>> start

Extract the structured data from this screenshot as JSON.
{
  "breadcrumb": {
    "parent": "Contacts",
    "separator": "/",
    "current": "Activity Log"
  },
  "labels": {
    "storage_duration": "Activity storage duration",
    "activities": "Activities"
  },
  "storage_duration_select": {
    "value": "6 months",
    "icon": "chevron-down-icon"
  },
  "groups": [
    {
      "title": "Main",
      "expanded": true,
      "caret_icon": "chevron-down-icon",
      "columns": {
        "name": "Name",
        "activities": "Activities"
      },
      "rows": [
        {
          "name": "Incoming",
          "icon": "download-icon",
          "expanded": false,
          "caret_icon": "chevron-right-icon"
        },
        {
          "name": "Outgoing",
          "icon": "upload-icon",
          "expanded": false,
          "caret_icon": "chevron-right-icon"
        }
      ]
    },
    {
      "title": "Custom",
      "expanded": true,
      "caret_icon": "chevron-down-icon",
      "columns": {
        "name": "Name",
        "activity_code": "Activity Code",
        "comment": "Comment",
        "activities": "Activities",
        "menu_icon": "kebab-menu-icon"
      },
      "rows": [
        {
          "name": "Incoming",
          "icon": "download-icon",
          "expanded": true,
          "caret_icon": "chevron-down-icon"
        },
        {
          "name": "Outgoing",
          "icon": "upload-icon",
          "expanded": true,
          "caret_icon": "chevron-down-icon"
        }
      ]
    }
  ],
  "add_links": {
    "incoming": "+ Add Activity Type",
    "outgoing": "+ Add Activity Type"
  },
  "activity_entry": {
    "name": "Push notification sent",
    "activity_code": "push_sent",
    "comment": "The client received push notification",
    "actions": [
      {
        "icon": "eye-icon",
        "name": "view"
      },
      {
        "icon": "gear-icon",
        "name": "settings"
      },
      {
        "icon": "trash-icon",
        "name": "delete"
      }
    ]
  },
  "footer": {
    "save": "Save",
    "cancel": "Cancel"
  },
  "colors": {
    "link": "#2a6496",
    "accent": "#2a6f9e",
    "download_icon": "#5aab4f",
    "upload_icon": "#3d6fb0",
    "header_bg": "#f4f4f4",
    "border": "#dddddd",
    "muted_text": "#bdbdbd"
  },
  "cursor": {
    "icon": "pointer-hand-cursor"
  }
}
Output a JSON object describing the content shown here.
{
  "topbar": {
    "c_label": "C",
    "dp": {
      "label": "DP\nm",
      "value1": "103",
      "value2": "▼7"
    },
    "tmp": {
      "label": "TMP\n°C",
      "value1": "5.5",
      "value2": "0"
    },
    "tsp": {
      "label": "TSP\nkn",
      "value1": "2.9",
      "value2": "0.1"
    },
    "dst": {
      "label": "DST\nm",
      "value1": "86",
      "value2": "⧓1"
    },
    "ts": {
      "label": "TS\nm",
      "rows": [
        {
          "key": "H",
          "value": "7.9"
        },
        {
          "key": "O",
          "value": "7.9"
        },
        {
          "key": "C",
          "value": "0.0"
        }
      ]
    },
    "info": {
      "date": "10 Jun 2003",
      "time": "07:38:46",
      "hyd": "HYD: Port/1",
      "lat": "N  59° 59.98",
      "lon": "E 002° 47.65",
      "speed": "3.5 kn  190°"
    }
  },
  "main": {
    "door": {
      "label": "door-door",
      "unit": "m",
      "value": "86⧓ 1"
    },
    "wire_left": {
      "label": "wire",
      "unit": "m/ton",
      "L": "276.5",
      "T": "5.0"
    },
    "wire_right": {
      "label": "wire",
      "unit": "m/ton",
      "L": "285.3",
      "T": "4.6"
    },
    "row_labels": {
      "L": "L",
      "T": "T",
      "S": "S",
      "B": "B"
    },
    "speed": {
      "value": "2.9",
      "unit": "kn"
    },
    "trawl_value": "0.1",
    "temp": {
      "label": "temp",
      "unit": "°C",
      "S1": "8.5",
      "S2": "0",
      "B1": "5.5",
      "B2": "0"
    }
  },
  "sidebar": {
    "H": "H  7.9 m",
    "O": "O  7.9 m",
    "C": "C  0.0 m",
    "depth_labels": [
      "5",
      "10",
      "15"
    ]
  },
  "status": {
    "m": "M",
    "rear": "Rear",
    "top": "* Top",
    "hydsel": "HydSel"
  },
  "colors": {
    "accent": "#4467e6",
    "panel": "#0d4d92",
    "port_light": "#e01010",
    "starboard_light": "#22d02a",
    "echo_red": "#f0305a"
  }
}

>> end

Given exercise
Repeat every record exactly as written, please.

Reply
Extract the structured data from this screenshot as JSON.
{
  "breadcrumb": {
    "parent": "Contacts",
    "separator": "/",
    "current": "Activity Log"
  },
  "labels": {
    "storage_duration": "Activity storage duration",
    "activities": "Activities"
  },
  "storage_duration_select": {
    "value": "6 months",
    "icon": "chevron-down-icon"
  },
  "groups": [
    {
      "title": "Main",
      "expanded": true,
      "caret_icon": "chevron-down-icon",
      "columns": {
        "name": "Name",
        "activities": "Activities"
      },
      "rows": [
        {
          "name": "Incoming",
          "icon": "download-icon",
          "expanded": false,
          "caret_icon": "chevron-right-icon"
        },
        {
          "name": "Outgoing",
          "icon": "upload-icon",
          "expanded": false,
          "caret_icon": "chevron-right-icon"
        }
      ]
    },
    {
      "title": "Custom",
      "expanded": true,
      "caret_icon": "chevron-down-icon",
      "columns": {
        "name": "Name",
        "activity_code": "Activity Code",
        "comment": "Comment",
        "activities": "Activities",
        "menu_icon": "kebab-menu-icon"
      },
      "rows": [
        {
          "name": "Incoming",
          "icon": "download-icon",
          "expanded": true,
          "caret_icon": "chevron-down-icon"
        },
        {
          "name": "Outgoing",
          "icon": "upload-icon",
          "expanded": true,
          "caret_icon": "chevron-down-icon"
        }
      ]
    }
  ],
  "add_links": {
    "incoming": "+ Add Activity Type",
    "outgoing": "+ Add Activity Type"
  },
  "activity_entry": {
    "name": "Push notification sent",
    "activity_code": "push_sent",
    "comment": "The client received push notification",
    "actions": [
      {
        "icon": "eye-icon",
        "name": "view"
      },
      {
        "icon": "gear-icon",
        "name": "settings"
      },
      {
        "icon": "trash-icon",
        "name": "delete"
      }
    ]
  },
  "footer": {
    "save": "Save",
    "cancel": "Cancel"
  },
  "colors": {
    "link": "#2a6496",
    "accent": "#2a6f9e",
    "download_icon": "#5aab4f",
    "upload_icon": "#3d6fb0",
    "header_bg": "#f4f4f4",
    "border": "#dddddd",
    "muted_text": "#bdbdbd"
  },
  "cursor": {
    "icon": "pointer-hand-cursor"
  }
}
Output a JSON object describing the content shown here.
{
  "topbar": {
    "c_label": "C",
    "dp": {
      "label": "DP\nm",
      "value1": "103",
      "value2": "▼7"
    },
    "tmp": {
      "label": "TMP\n°C",
      "value1": "5.5",
      "value2": "0"
    },
    "tsp": {
      "label": "TSP\nkn",
      "value1": "2.9",
      "value2": "0.1"
    },
    "dst": {
      "label": "DST\nm",
      "value1": "86",
      "value2": "⧓1"
    },
    "ts": {
      "label": "TS\nm",
      "rows": [
        {
          "key": "H",
          "value": "7.9"
        },
        {
          "key": "O",
          "value": "7.9"
        },
        {
          "key": "C",
          "value": "0.0"
        }
      ]
    },
    "info": {
      "date": "10 Jun 2003",
      "time": "07:38:46",
      "hyd": "HYD: Port/1",
      "lat": "N  59° 59.98",
      "lon": "E 002° 47.65",
      "speed": "3.5 kn  190°"
    }
  },
  "main": {
    "door": {
      "label": "door-door",
      "unit": "m",
      "value": "86⧓ 1"
    },
    "wire_left": {
      "label": "wire",
      "unit": "m/ton",
      "L": "276.5",
      "T": "5.0"
    },
    "wire_right": {
      "label": "wire",
      "unit": "m/ton",
      "L": "285.3",
      "T": "4.6"
    },
    "row_labels": {
      "L": "L",
      "T": "T",
      "S": "S",
      "B": "B"
    },
    "speed": {
      "value": "2.9",
      "unit": "kn"
    },
    "trawl_value": "0.1",
    "temp": {
      "label": "temp",
      "unit": "°C",
      "S1": "8.5",
      "S2": "0",
      "B1": "5.5",
      "B2": "0"
    }
  },
  "sidebar": {
    "H": "H  7.9 m",
    "O": "O  7.9 m",
    "C": "C  0.0 m",
    "depth_labels": [
      "5",
      "10",
      "15"
    ]
  },
  "status": {
    "m": "M",
    "rear": "Rear",
    "top": "* Top",
    "hydsel": "HydSel"
  },
  "colors": {
    "accent": "#4467e6",
    "panel": "#0d4d92",
    "port_light": "#e01010",
    "starboard_light": "#22d02a",
    "echo_red": "#f0305a"
  }
}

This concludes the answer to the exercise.